Dataset records on visual material:
- Opening Delimiter -

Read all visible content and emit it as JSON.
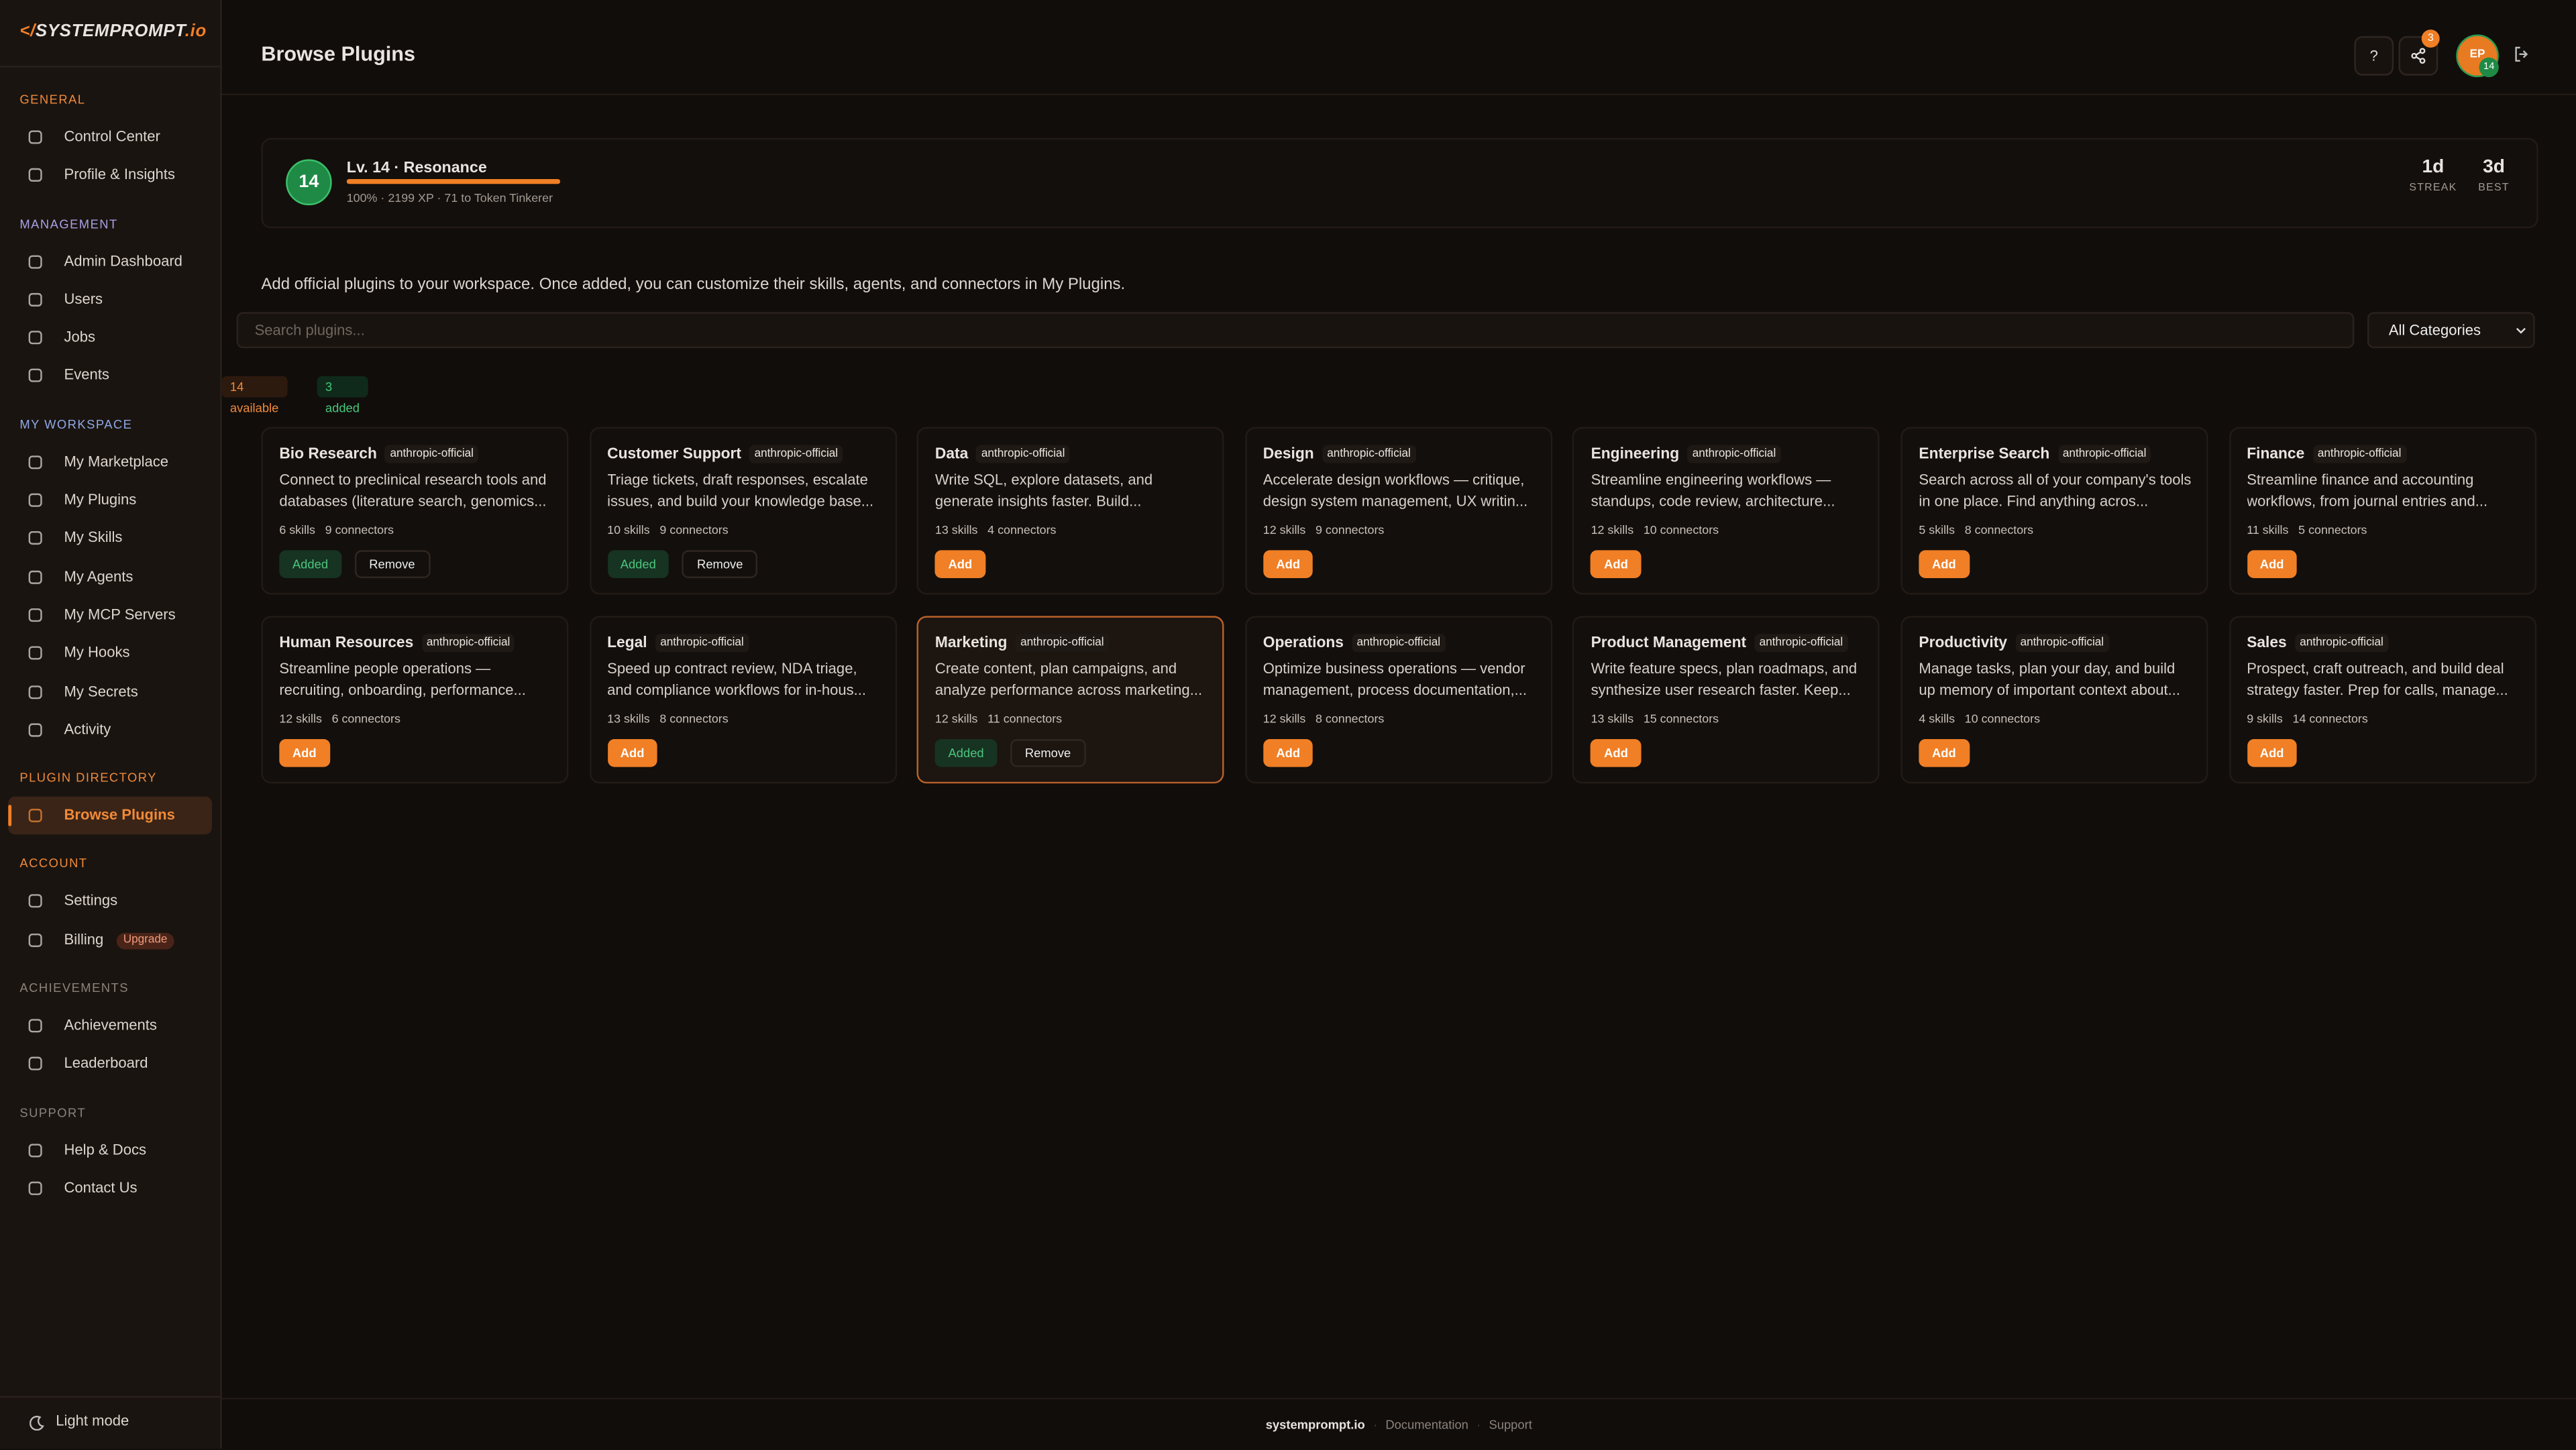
{
  "sidebar": {
    "logo": {
      "prefix": "</",
      "name": "SYSTEMPROMPT",
      "suffix": ".io"
    },
    "sections": [
      {
        "title": "GENERAL",
        "items": [
          {
            "label": "Control Center"
          },
          {
            "label": "Profile & Insights"
          }
        ]
      },
      {
        "title": "MANAGEMENT",
        "items": [
          {
            "label": "Admin Dashboard"
          },
          {
            "label": "Users"
          },
          {
            "label": "Jobs"
          },
          {
            "label": "Events"
          }
        ]
      },
      {
        "title": "MY WORKSPACE",
        "items": [
          {
            "label": "My Marketplace"
          },
          {
            "label": "My Plugins"
          },
          {
            "label": "My Skills"
          },
          {
            "label": "My Agents"
          },
          {
            "label": "My MCP Servers"
          },
          {
            "label": "My Hooks"
          },
          {
            "label": "My Secrets"
          },
          {
            "label": "Activity"
          }
        ]
      },
      {
        "title": "PLUGIN DIRECTORY",
        "items": [
          {
            "label": "Browse Plugins",
            "active": true
          }
        ]
      },
      {
        "title": "ACCOUNT",
        "items": [
          {
            "label": "Settings"
          },
          {
            "label": "Billing",
            "badge": "Upgrade"
          }
        ]
      },
      {
        "title": "ACHIEVEMENTS",
        "items": [
          {
            "label": "Achievements"
          },
          {
            "label": "Leaderboard"
          }
        ]
      },
      {
        "title": "SUPPORT",
        "items": [
          {
            "label": "Help & Docs"
          },
          {
            "label": "Contact Us"
          }
        ]
      }
    ],
    "theme_toggle": "Light mode"
  },
  "header": {
    "title": "Browse Plugins",
    "help": "?",
    "notifications": "3",
    "avatar": "EP",
    "avatar_level": "14"
  },
  "level": {
    "badge": "14",
    "title": "Lv. 14 · Resonance",
    "progress": 100,
    "detail": "100% · 2199 XP · 71 to Token Tinkerer",
    "stats": [
      {
        "value": "1d",
        "label": "STREAK"
      },
      {
        "value": "3d",
        "label": "BEST"
      }
    ]
  },
  "intro": "Add official plugins to your workspace. Once added, you can customize their skills, agents, and connectors in My Plugins.",
  "search_placeholder": "Search plugins...",
  "category_filter": "All Categories",
  "counts": {
    "available": "14 available",
    "added": "3 added"
  },
  "plugins": [
    {
      "name": "Bio Research",
      "publisher": "anthropic-official",
      "description": "Connect to preclinical research tools and databases (literature search, genomics...",
      "skills": "6 skills",
      "connectors": "9 connectors",
      "actions": [
        "Added",
        "Remove"
      ]
    },
    {
      "name": "Customer Support",
      "publisher": "anthropic-official",
      "description": "Triage tickets, draft responses, escalate issues, and build your knowledge base...",
      "skills": "10 skills",
      "connectors": "9 connectors",
      "actions": [
        "Added",
        "Remove"
      ]
    },
    {
      "name": "Data",
      "publisher": "anthropic-official",
      "description": "Write SQL, explore datasets, and generate insights faster. Build...",
      "skills": "13 skills",
      "connectors": "4 connectors",
      "actions": [
        "Add"
      ]
    },
    {
      "name": "Design",
      "publisher": "anthropic-official",
      "description": "Accelerate design workflows — critique, design system management, UX writin...",
      "skills": "12 skills",
      "connectors": "9 connectors",
      "actions": [
        "Add"
      ]
    },
    {
      "name": "Engineering",
      "publisher": "anthropic-official",
      "description": "Streamline engineering workflows — standups, code review, architecture...",
      "skills": "12 skills",
      "connectors": "10 connectors",
      "actions": [
        "Add"
      ]
    },
    {
      "name": "Enterprise Search",
      "publisher": "anthropic-official",
      "description": "Search across all of your company's tools in one place. Find anything acros...",
      "skills": "5 skills",
      "connectors": "8 connectors",
      "actions": [
        "Add"
      ]
    },
    {
      "name": "Finance",
      "publisher": "anthropic-official",
      "description": "Streamline finance and accounting workflows, from journal entries and...",
      "skills": "11 skills",
      "connectors": "5 connectors",
      "actions": [
        "Add"
      ]
    },
    {
      "name": "Human Resources",
      "publisher": "anthropic-official",
      "description": "Streamline people operations — recruiting, onboarding, performance...",
      "skills": "12 skills",
      "connectors": "6 connectors",
      "actions": [
        "Add"
      ]
    },
    {
      "name": "Legal",
      "publisher": "anthropic-official",
      "description": "Speed up contract review, NDA triage, and compliance workflows for in-hous...",
      "skills": "13 skills",
      "connectors": "8 connectors",
      "actions": [
        "Add"
      ]
    },
    {
      "name": "Marketing",
      "publisher": "anthropic-official",
      "description": "Create content, plan campaigns, and analyze performance across marketing...",
      "skills": "12 skills",
      "connectors": "11 connectors",
      "actions": [
        "Added",
        "Remove"
      ],
      "highlighted": true
    },
    {
      "name": "Operations",
      "publisher": "anthropic-official",
      "description": "Optimize business operations — vendor management, process documentation,...",
      "skills": "12 skills",
      "connectors": "8 connectors",
      "actions": [
        "Add"
      ]
    },
    {
      "name": "Product Management",
      "publisher": "anthropic-official",
      "description": "Write feature specs, plan roadmaps, and synthesize user research faster. Keep...",
      "skills": "13 skills",
      "connectors": "15 connectors",
      "actions": [
        "Add"
      ]
    },
    {
      "name": "Productivity",
      "publisher": "anthropic-official",
      "description": "Manage tasks, plan your day, and build up memory of important context about...",
      "skills": "4 skills",
      "connectors": "10 connectors",
      "actions": [
        "Add"
      ]
    },
    {
      "name": "Sales",
      "publisher": "anthropic-official",
      "description": "Prospect, craft outreach, and build deal strategy faster. Prep for calls, manage...",
      "skills": "9 skills",
      "connectors": "14 connectors",
      "actions": [
        "Add"
      ]
    }
  ],
  "footer": {
    "brand": "systemprompt.io",
    "links": [
      "Documentation",
      "Support"
    ]
  }
}
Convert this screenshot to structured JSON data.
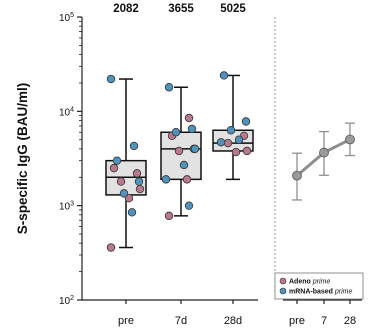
{
  "colors": {
    "adeno": "#b9798c",
    "mrna": "#4f93bd",
    "box_fill": "#e2e2e2",
    "trend": "#8f8f8f",
    "dotted_divider": "#9a9a9a"
  },
  "chart_data": [
    {
      "type": "box",
      "ylabel": "S-specific IgG (BAU/ml)",
      "y_scale": "log",
      "ylim": [
        100,
        100000
      ],
      "y_ticks": [
        {
          "value": 100,
          "base": "10",
          "exp": "2"
        },
        {
          "value": 1000,
          "base": "10",
          "exp": "3"
        },
        {
          "value": 10000,
          "base": "10",
          "exp": "4"
        },
        {
          "value": 100000,
          "base": "10",
          "exp": "5"
        }
      ],
      "categories": [
        "pre",
        "7d",
        "28d"
      ],
      "top_values": [
        "2082",
        "3655",
        "5025"
      ],
      "boxes": [
        {
          "min": 360,
          "q1": 1300,
          "median": 2000,
          "q3": 3000,
          "max": 22000
        },
        {
          "min": 780,
          "q1": 1900,
          "median": 4000,
          "q3": 6000,
          "max": 18000
        },
        {
          "min": 1900,
          "q1": 3800,
          "median": 4600,
          "q3": 6300,
          "max": 24000
        }
      ],
      "series": [
        {
          "name": "Adeno",
          "name_suffix": "prime",
          "points": [
            {
              "cat": 0,
              "y": 2500
            },
            {
              "cat": 0,
              "y": 2200
            },
            {
              "cat": 0,
              "y": 1800
            },
            {
              "cat": 0,
              "y": 1500
            },
            {
              "cat": 0,
              "y": 1200
            },
            {
              "cat": 0,
              "y": 360
            },
            {
              "cat": 1,
              "y": 8500
            },
            {
              "cat": 1,
              "y": 5500
            },
            {
              "cat": 1,
              "y": 4000
            },
            {
              "cat": 1,
              "y": 3800
            },
            {
              "cat": 1,
              "y": 1900
            },
            {
              "cat": 1,
              "y": 780
            },
            {
              "cat": 2,
              "y": 5500
            },
            {
              "cat": 2,
              "y": 4600
            },
            {
              "cat": 2,
              "y": 3800
            },
            {
              "cat": 2,
              "y": 3700
            }
          ]
        },
        {
          "name": "mRNA-based",
          "name_suffix": "prime",
          "points": [
            {
              "cat": 0,
              "y": 22000
            },
            {
              "cat": 0,
              "y": 4300
            },
            {
              "cat": 0,
              "y": 3000
            },
            {
              "cat": 0,
              "y": 1800
            },
            {
              "cat": 0,
              "y": 1350
            },
            {
              "cat": 0,
              "y": 850
            },
            {
              "cat": 1,
              "y": 18000
            },
            {
              "cat": 1,
              "y": 6500
            },
            {
              "cat": 1,
              "y": 6000
            },
            {
              "cat": 1,
              "y": 4000
            },
            {
              "cat": 1,
              "y": 2700
            },
            {
              "cat": 1,
              "y": 1900
            },
            {
              "cat": 1,
              "y": 1000
            },
            {
              "cat": 2,
              "y": 24000
            },
            {
              "cat": 2,
              "y": 7800
            },
            {
              "cat": 2,
              "y": 6300
            },
            {
              "cat": 2,
              "y": 5000
            },
            {
              "cat": 2,
              "y": 4700
            }
          ]
        }
      ],
      "legend_position": "bottom-right"
    },
    {
      "type": "line",
      "x": [
        "pre",
        "7",
        "28"
      ],
      "values": [
        2082,
        3655,
        5025
      ],
      "error": [
        {
          "low": 1150,
          "high": 3600
        },
        {
          "low": 2100,
          "high": 6100
        },
        {
          "low": 3400,
          "high": 7500
        }
      ]
    }
  ]
}
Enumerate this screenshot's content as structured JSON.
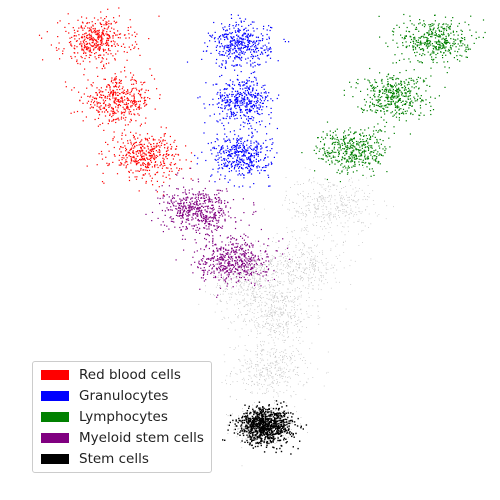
{
  "chart_data": {
    "type": "scatter",
    "title": "",
    "xlabel": "",
    "ylabel": "",
    "axes_visible": false,
    "grid": false,
    "legend_placement": "lower-left",
    "xlim": [
      0,
      10
    ],
    "ylim": [
      0,
      10
    ],
    "background_series": {
      "name": "",
      "color": "#bdbdbd"
    },
    "series": [
      {
        "name": "Red blood cells",
        "color": "#ff0000",
        "clusters": [
          {
            "x": 1.9,
            "y": 9.2
          },
          {
            "x": 2.35,
            "y": 8.0
          },
          {
            "x": 2.9,
            "y": 6.9
          }
        ]
      },
      {
        "name": "Granulocytes",
        "color": "#0000ff",
        "clusters": [
          {
            "x": 4.8,
            "y": 9.1
          },
          {
            "x": 4.85,
            "y": 8.0
          },
          {
            "x": 4.8,
            "y": 6.9
          }
        ]
      },
      {
        "name": "Lymphocytes",
        "color": "#008000",
        "clusters": [
          {
            "x": 8.7,
            "y": 9.2
          },
          {
            "x": 7.85,
            "y": 8.1
          },
          {
            "x": 7.05,
            "y": 7.0
          }
        ]
      },
      {
        "name": "Myeloid stem cells",
        "color": "#800080",
        "clusters": [
          {
            "x": 3.95,
            "y": 5.8
          },
          {
            "x": 4.65,
            "y": 4.8
          }
        ]
      },
      {
        "name": "Stem cells",
        "color": "#000000",
        "clusters": [
          {
            "x": 5.3,
            "y": 1.5
          }
        ]
      }
    ]
  }
}
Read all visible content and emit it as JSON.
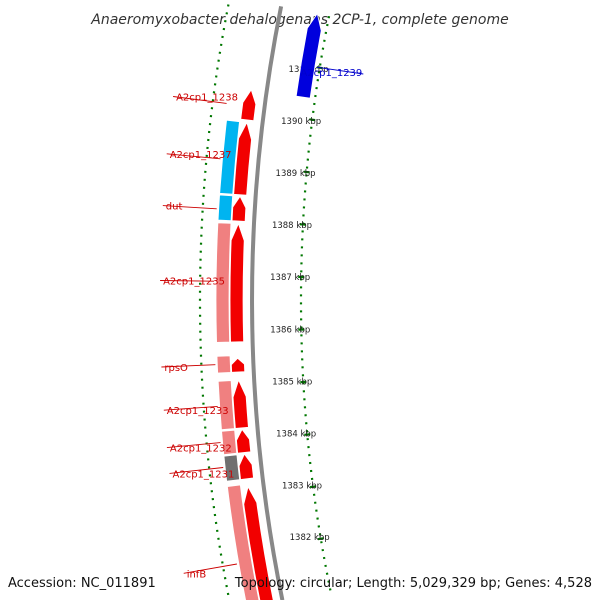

- Closing Delimiter -

What you need to do: All that is needed is how many lines of the data contain "your", stated as a number.

Finished exercise: 4